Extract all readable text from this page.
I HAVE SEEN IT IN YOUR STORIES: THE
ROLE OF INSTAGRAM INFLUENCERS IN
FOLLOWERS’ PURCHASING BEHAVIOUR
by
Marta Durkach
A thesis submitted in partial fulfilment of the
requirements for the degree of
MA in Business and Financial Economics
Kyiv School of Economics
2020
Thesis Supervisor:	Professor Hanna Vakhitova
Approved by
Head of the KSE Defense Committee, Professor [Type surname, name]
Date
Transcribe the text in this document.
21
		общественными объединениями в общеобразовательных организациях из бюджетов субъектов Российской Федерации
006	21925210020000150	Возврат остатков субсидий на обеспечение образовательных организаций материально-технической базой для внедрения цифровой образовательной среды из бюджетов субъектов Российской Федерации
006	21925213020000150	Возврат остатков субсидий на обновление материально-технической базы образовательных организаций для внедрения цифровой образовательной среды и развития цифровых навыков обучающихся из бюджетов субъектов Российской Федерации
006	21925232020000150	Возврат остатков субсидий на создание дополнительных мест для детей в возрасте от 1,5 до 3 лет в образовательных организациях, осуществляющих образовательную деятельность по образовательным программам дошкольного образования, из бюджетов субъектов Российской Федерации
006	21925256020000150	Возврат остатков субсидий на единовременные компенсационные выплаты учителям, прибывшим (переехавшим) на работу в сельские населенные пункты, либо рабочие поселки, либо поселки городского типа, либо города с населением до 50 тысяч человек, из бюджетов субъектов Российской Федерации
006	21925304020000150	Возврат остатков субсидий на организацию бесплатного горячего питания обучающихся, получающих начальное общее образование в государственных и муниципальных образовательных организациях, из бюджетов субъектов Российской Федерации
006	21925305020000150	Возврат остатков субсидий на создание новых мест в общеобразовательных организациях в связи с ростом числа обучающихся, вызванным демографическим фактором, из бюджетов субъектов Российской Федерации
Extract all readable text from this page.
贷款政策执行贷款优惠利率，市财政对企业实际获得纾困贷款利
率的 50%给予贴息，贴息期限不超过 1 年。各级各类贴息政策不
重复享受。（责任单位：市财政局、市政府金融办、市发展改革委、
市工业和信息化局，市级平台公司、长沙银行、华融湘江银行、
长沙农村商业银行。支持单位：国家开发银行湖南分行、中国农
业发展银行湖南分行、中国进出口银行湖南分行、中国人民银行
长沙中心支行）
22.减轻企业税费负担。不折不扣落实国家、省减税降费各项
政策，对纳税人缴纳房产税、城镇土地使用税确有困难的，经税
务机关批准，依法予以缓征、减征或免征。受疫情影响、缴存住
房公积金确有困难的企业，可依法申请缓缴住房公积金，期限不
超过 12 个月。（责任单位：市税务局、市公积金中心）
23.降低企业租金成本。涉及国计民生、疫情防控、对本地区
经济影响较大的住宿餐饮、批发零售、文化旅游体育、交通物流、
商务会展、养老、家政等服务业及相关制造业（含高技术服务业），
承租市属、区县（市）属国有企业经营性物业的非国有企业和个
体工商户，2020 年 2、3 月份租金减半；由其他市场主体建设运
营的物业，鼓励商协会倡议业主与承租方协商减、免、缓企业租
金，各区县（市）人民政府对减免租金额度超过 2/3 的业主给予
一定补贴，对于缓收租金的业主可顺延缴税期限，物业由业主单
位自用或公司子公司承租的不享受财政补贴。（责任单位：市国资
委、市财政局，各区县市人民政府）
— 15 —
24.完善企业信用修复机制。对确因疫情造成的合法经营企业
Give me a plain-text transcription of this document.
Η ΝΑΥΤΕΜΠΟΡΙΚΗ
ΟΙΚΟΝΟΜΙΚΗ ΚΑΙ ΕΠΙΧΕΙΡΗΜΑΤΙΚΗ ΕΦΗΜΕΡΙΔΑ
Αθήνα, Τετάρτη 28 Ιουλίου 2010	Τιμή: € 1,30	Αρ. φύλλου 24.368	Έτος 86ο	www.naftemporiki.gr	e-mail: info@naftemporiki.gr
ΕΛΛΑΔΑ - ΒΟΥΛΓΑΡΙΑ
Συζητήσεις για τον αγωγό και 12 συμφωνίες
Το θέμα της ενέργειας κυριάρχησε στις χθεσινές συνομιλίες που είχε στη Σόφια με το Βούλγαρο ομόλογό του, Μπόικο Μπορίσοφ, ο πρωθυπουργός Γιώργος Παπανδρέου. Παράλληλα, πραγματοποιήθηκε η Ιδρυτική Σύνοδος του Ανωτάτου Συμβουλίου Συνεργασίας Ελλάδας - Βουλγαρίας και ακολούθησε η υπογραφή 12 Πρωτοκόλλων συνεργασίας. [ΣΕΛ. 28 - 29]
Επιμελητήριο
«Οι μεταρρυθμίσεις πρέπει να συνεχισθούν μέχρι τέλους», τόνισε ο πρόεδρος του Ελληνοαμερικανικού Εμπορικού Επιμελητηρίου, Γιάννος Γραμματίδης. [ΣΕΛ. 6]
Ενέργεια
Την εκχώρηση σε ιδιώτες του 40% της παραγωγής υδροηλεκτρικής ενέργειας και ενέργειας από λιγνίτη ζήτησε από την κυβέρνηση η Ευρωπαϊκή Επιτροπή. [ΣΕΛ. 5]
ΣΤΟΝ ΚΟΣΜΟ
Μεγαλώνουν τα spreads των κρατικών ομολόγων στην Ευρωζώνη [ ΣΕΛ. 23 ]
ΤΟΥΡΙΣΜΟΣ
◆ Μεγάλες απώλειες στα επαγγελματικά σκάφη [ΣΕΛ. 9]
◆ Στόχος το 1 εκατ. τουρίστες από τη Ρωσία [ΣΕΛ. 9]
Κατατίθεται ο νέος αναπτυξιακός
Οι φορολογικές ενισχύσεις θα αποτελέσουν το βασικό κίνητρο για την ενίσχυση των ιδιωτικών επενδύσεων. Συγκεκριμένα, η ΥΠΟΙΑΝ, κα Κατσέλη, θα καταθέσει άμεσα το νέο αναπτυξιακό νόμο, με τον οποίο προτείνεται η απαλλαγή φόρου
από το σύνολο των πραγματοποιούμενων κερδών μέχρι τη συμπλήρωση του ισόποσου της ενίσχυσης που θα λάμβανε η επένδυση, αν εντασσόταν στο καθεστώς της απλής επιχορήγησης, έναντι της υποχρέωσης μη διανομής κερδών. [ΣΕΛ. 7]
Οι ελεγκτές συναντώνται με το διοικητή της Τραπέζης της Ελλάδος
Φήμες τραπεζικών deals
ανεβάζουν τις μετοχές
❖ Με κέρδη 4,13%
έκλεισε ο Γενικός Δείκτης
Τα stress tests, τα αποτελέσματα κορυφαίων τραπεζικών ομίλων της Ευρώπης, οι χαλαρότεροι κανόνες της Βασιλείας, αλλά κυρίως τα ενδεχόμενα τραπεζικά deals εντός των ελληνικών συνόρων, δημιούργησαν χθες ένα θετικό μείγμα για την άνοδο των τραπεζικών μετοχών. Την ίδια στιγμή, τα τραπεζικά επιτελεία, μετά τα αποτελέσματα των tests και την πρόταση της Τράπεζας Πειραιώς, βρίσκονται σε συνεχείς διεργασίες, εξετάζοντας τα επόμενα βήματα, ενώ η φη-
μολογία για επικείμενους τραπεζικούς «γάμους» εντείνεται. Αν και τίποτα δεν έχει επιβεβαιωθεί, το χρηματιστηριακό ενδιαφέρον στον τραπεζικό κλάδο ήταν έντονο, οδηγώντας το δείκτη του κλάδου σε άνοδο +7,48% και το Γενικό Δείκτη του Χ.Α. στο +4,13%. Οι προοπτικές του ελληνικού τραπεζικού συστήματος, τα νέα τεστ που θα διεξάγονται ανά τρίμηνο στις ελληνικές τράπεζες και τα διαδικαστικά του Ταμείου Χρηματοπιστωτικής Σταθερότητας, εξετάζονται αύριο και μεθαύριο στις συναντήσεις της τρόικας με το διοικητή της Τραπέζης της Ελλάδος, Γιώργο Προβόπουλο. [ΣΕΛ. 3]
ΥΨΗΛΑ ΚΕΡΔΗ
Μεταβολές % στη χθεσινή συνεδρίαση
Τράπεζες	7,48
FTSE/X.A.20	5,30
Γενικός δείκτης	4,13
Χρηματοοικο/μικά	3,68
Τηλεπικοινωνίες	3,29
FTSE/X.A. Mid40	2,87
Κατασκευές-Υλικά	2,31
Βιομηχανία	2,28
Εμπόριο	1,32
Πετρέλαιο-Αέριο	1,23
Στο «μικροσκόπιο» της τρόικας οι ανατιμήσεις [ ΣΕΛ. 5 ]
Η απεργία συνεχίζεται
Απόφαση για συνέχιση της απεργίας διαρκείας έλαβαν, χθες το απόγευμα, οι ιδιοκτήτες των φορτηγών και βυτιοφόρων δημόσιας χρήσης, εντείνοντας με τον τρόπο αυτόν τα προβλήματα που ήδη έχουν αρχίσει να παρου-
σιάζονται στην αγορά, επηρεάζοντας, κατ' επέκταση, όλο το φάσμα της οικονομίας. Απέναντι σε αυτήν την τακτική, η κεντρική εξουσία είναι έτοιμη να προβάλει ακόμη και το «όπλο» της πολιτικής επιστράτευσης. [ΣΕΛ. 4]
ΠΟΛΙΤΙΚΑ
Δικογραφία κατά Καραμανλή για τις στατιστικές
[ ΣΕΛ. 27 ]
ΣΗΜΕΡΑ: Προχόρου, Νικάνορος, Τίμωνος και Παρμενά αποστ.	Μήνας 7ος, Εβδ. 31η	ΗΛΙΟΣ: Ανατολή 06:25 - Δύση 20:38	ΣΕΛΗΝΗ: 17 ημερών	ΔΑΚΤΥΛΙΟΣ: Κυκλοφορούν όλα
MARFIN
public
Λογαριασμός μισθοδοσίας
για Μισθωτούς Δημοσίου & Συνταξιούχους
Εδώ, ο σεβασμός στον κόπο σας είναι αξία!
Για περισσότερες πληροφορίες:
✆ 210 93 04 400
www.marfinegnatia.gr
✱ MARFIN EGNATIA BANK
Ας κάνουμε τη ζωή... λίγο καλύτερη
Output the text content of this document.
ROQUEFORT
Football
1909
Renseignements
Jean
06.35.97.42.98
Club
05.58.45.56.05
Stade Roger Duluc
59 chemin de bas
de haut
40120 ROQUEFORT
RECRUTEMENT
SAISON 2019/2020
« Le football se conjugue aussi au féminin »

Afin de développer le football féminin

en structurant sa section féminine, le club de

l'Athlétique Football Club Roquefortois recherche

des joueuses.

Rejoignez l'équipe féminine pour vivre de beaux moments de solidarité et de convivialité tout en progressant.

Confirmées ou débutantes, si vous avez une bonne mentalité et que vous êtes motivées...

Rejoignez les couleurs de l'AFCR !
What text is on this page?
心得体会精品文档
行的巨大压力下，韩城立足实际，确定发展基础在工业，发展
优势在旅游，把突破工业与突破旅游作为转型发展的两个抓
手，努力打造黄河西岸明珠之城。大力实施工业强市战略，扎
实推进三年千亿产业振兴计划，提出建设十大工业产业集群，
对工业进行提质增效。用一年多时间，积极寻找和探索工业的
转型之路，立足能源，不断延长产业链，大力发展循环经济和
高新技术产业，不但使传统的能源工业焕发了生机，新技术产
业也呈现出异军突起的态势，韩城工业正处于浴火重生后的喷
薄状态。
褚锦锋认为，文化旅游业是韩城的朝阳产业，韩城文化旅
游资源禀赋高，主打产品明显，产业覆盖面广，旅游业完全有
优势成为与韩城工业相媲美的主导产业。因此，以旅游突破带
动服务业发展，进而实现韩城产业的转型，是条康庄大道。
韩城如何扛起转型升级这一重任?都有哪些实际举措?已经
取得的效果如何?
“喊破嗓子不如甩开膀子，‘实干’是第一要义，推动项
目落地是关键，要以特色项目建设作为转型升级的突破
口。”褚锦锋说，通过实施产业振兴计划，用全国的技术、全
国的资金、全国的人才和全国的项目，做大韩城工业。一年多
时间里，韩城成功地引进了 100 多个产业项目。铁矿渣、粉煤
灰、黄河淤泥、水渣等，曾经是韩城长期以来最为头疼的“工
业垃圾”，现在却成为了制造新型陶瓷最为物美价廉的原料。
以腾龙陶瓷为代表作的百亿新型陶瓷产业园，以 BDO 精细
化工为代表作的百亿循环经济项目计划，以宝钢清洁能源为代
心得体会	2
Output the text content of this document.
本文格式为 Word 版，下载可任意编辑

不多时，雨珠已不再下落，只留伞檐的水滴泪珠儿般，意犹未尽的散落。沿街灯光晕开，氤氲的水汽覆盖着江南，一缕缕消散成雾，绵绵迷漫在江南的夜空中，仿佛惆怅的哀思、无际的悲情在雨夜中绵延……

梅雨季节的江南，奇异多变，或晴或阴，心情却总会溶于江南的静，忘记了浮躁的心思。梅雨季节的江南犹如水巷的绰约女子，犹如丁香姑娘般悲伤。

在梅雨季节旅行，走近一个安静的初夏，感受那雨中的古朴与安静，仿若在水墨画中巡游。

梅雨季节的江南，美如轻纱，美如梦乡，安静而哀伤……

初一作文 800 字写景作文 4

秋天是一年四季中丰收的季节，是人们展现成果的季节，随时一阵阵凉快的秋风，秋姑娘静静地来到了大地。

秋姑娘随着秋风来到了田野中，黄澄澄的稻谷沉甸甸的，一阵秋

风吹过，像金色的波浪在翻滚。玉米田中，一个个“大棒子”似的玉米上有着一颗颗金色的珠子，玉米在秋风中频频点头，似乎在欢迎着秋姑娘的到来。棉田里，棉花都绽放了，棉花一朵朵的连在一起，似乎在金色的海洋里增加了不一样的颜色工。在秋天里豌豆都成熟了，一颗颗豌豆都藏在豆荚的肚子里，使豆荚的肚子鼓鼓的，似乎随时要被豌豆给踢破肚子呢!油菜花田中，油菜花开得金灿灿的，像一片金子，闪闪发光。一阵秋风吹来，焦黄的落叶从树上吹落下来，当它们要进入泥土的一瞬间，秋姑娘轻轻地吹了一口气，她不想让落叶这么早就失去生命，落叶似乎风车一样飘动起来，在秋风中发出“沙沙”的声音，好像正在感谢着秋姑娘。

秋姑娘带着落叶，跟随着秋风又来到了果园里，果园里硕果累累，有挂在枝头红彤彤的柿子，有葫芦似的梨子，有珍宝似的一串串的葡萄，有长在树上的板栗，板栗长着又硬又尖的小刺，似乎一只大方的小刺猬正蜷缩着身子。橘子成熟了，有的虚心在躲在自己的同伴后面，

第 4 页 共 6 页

- - - -

The problem: List each line of the records that holds the string "梅雨季节的江南".

Answer:
梅雨季节的江南，奇异多变，或晴或阴，心情却总会溶于江南的静，忘记了浮躁的心思。梅雨季节的江南犹如水巷的绰约女子，犹如丁香姑娘般悲伤。
梅雨季节的江南，美如轻纱，美如梦乡，安静而哀伤……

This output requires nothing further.